> _WHAT IS EXPECTED_
Copy everything in the listing below word for word, apart from any images.
# # # # #
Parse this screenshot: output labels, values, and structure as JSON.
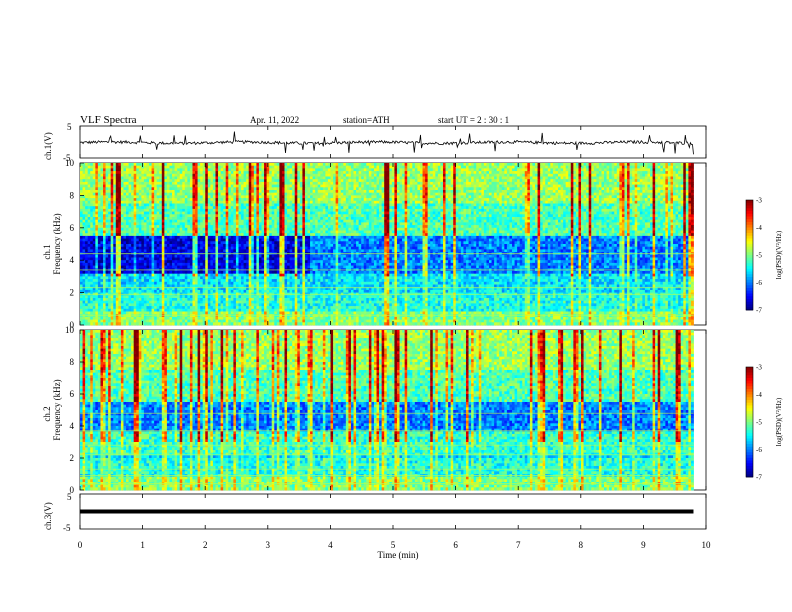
{
  "header": {
    "title": "VLF  Spectra",
    "date": "Apr. 11, 2022",
    "station": "station=ATH",
    "start_ut": "start  UT  =   2  : 30 : 1"
  },
  "chart_data": [
    {
      "type": "line",
      "name": "ch1-waveform",
      "ylabel": "ch.1(V)",
      "ylim": [
        -5,
        5
      ],
      "yticks": [
        "5",
        "-5"
      ],
      "xlim": [
        0,
        10
      ],
      "x_end": 9.8,
      "baseline": -0.2,
      "color": "#000000"
    },
    {
      "type": "heatmap",
      "name": "ch1-spectrogram",
      "ylabel": "ch.1\nFrequency  (kHz)",
      "ylabel_lines": [
        "ch.1",
        "Frequency  (kHz)"
      ],
      "ylim": [
        0,
        10
      ],
      "yticks": [
        "0",
        "2",
        "4",
        "6",
        "8",
        "10"
      ],
      "xlim": [
        0,
        10
      ],
      "x_end": 9.8,
      "colorbar": {
        "label": "log(PSD)(V²/Hz)",
        "range": [
          -7,
          -3
        ],
        "ticks": [
          "-3",
          "-4",
          "-5",
          "-6",
          "-7"
        ]
      }
    },
    {
      "type": "heatmap",
      "name": "ch2-spectrogram",
      "ylabel_lines": [
        "ch.2",
        "Frequency  (kHz)"
      ],
      "ylim": [
        0,
        10
      ],
      "yticks": [
        "0",
        "2",
        "4",
        "6",
        "8",
        "10"
      ],
      "xlim": [
        0,
        10
      ],
      "x_end": 9.8,
      "colorbar": {
        "label": "log(PSD)(V²/Hz)",
        "range": [
          -7,
          -3
        ],
        "ticks": [
          "-3",
          "-4",
          "-5",
          "-6",
          "-7"
        ]
      }
    },
    {
      "type": "line",
      "name": "ch3-waveform",
      "ylabel": "ch.3(V)",
      "ylim": [
        -5,
        5
      ],
      "yticks": [
        "5",
        "-5"
      ],
      "xlim": [
        0,
        10
      ],
      "x_end": 9.8,
      "baseline": 0,
      "color": "#000000"
    }
  ],
  "xaxis": {
    "label": "Time  (min)",
    "ticks": [
      "0",
      "1",
      "2",
      "3",
      "4",
      "5",
      "6",
      "7",
      "8",
      "9",
      "10"
    ]
  }
}
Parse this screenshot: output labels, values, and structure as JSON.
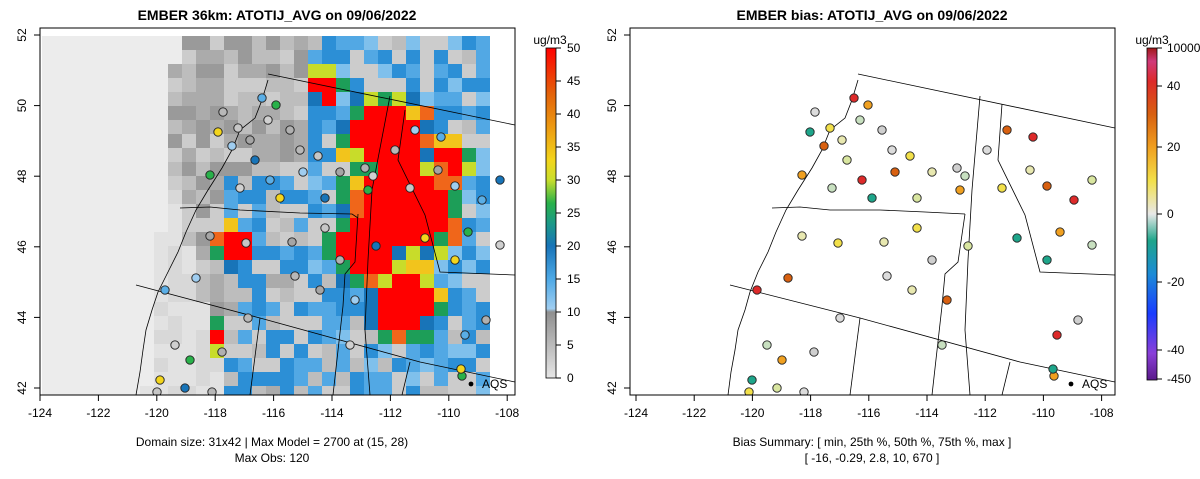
# # # # #
> _RESPONSE TO THE TASK_
Parse this screenshot: output labels, values, and structure as JSON.
{
  "header": {
    "title": "VLF  Spectra",
    "date": "Apr. 11, 2022",
    "station": "station=ATH",
    "start_ut": "start  UT  =   2  : 30 : 1"
  },
  "chart_data": [
    {
      "type": "line",
      "name": "ch1-waveform",
      "ylabel": "ch.1(V)",
      "ylim": [
        -5,
        5
      ],
      "yticks": [
        "5",
        "-5"
      ],
      "xlim": [
        0,
        10
      ],
      "x_end": 9.8,
      "baseline": -0.2,
      "color": "#000000"
    },
    {
      "type": "heatmap",
      "name": "ch1-spectrogram",
      "ylabel": "ch.1\nFrequency  (kHz)",
      "ylabel_lines": [
        "ch.1",
        "Frequency  (kHz)"
      ],
      "ylim": [
        0,
        10
      ],
      "yticks": [
        "0",
        "2",
        "4",
        "6",
        "8",
        "10"
      ],
      "xlim": [
        0,
        10
      ],
      "x_end": 9.8,
      "colorbar": {
        "label": "log(PSD)(V²/Hz)",
        "range": [
          -7,
          -3
        ],
        "ticks": [
          "-3",
          "-4",
          "-5",
          "-6",
          "-7"
        ]
      }
    },
    {
      "type": "heatmap",
      "name": "ch2-spectrogram",
      "ylabel_lines": [
        "ch.2",
        "Frequency  (kHz)"
      ],
      "ylim": [
        0,
        10
      ],
      "yticks": [
        "0",
        "2",
        "4",
        "6",
        "8",
        "10"
      ],
      "xlim": [
        0,
        10
      ],
      "x_end": 9.8,
      "colorbar": {
        "label": "log(PSD)(V²/Hz)",
        "range": [
          -7,
          -3
        ],
        "ticks": [
          "-3",
          "-4",
          "-5",
          "-6",
          "-7"
        ]
      }
    },
    {
      "type": "line",
      "name": "ch3-waveform",
      "ylabel": "ch.3(V)",
      "ylim": [
        -5,
        5
      ],
      "yticks": [
        "5",
        "-5"
      ],
      "xlim": [
        0,
        10
      ],
      "x_end": 9.8,
      "baseline": 0,
      "color": "#000000"
    }
  ],
  "xaxis": {
    "label": "Time  (min)",
    "ticks": [
      "0",
      "1",
      "2",
      "3",
      "4",
      "5",
      "6",
      "7",
      "8",
      "9",
      "10"
    ]
  }
}
Parse this screenshot: output labels, values, and structure as JSON.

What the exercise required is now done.